• [Entries]
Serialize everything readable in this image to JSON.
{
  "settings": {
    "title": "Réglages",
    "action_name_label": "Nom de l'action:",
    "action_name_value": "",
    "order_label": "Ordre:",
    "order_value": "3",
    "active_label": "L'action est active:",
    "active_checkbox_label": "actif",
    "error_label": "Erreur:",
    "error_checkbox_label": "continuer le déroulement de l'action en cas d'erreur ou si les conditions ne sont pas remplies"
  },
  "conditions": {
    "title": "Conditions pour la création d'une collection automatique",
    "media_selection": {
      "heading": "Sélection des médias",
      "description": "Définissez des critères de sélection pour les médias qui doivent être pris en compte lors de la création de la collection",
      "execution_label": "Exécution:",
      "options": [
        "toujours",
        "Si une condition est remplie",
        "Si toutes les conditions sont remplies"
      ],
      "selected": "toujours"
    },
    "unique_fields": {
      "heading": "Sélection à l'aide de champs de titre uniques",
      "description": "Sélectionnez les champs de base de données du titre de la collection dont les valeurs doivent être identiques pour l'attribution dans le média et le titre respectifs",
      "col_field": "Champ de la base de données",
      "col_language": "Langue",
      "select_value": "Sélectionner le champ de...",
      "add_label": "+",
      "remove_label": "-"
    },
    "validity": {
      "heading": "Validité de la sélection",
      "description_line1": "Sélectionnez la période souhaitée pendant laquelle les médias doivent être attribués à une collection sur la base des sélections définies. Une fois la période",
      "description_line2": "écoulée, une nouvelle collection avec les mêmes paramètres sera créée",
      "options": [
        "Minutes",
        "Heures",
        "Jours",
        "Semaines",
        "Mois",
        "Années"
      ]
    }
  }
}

• [Exercise aim] Find how many of the lines above have the word "titre" in them. State only that number.

• [Expected answer] 2